Every line in the listing is to be echoed verbatim.

┌─ PROVIDED INFORMATION

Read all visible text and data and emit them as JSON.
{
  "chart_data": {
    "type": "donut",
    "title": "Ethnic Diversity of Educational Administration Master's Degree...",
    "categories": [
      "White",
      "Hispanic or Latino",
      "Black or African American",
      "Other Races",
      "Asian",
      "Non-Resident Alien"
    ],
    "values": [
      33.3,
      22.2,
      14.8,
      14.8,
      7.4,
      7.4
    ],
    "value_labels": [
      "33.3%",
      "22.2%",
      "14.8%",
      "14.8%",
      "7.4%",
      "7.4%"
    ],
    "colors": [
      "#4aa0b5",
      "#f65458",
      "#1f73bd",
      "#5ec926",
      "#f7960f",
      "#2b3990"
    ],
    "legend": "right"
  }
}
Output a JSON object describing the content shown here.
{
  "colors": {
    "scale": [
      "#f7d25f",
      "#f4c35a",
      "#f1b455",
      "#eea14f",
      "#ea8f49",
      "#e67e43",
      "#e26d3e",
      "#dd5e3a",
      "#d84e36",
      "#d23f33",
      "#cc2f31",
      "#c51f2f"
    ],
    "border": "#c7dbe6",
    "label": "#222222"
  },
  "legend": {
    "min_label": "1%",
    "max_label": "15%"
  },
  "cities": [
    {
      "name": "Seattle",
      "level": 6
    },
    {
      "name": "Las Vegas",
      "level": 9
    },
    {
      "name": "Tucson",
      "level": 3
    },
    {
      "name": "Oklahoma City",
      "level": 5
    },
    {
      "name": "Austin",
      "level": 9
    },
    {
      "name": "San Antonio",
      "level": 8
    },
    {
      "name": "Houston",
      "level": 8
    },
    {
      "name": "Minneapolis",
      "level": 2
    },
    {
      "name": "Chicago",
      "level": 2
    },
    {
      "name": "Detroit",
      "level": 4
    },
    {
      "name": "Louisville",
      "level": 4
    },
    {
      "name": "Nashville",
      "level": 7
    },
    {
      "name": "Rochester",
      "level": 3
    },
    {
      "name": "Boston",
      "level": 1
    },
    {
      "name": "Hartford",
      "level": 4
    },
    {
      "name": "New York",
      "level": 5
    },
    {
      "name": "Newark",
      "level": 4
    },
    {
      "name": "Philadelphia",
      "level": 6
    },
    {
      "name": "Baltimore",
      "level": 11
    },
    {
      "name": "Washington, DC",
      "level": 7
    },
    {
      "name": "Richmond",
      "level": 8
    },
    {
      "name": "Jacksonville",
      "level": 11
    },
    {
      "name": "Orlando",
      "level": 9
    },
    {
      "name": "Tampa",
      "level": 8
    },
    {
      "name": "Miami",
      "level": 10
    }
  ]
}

└─

RESPONSE TO THIS EXERCISE:
Read all visible text and data and emit them as JSON.
{
  "chart_data": {
    "type": "donut",
    "title": "Ethnic Diversity of Educational Administration Master's Degree...",
    "categories": [
      "White",
      "Hispanic or Latino",
      "Black or African American",
      "Other Races",
      "Asian",
      "Non-Resident Alien"
    ],
    "values": [
      33.3,
      22.2,
      14.8,
      14.8,
      7.4,
      7.4
    ],
    "value_labels": [
      "33.3%",
      "22.2%",
      "14.8%",
      "14.8%",
      "7.4%",
      "7.4%"
    ],
    "colors": [
      "#4aa0b5",
      "#f65458",
      "#1f73bd",
      "#5ec926",
      "#f7960f",
      "#2b3990"
    ],
    "legend": "right"
  }
}
Output a JSON object describing the content shown here.
{
  "colors": {
    "scale": [
      "#f7d25f",
      "#f4c35a",
      "#f1b455",
      "#eea14f",
      "#ea8f49",
      "#e67e43",
      "#e26d3e",
      "#dd5e3a",
      "#d84e36",
      "#d23f33",
      "#cc2f31",
      "#c51f2f"
    ],
    "border": "#c7dbe6",
    "label": "#222222"
  },
  "legend": {
    "min_label": "1%",
    "max_label": "15%"
  },
  "cities": [
    {
      "name": "Seattle",
      "level": 6
    },
    {
      "name": "Las Vegas",
      "level": 9
    },
    {
      "name": "Tucson",
      "level": 3
    },
    {
      "name": "Oklahoma City",
      "level": 5
    },
    {
      "name": "Austin",
      "level": 9
    },
    {
      "name": "San Antonio",
      "level": 8
    },
    {
      "name": "Houston",
      "level": 8
    },
    {
      "name": "Minneapolis",
      "level": 2
    },
    {
      "name": "Chicago",
      "level": 2
    },
    {
      "name": "Detroit",
      "level": 4
    },
    {
      "name": "Louisville",
      "level": 4
    },
    {
      "name": "Nashville",
      "level": 7
    },
    {
      "name": "Rochester",
      "level": 3
    },
    {
      "name": "Boston",
      "level": 1
    },
    {
      "name": "Hartford",
      "level": 4
    },
    {
      "name": "New York",
      "level": 5
    },
    {
      "name": "Newark",
      "level": 4
    },
    {
      "name": "Philadelphia",
      "level": 6
    },
    {
      "name": "Baltimore",
      "level": 11
    },
    {
      "name": "Washington, DC",
      "level": 7
    },
    {
      "name": "Richmond",
      "level": 8
    },
    {
      "name": "Jacksonville",
      "level": 11
    },
    {
      "name": "Orlando",
      "level": 9
    },
    {
      "name": "Tampa",
      "level": 8
    },
    {
      "name": "Miami",
      "level": 10
    }
  ]
}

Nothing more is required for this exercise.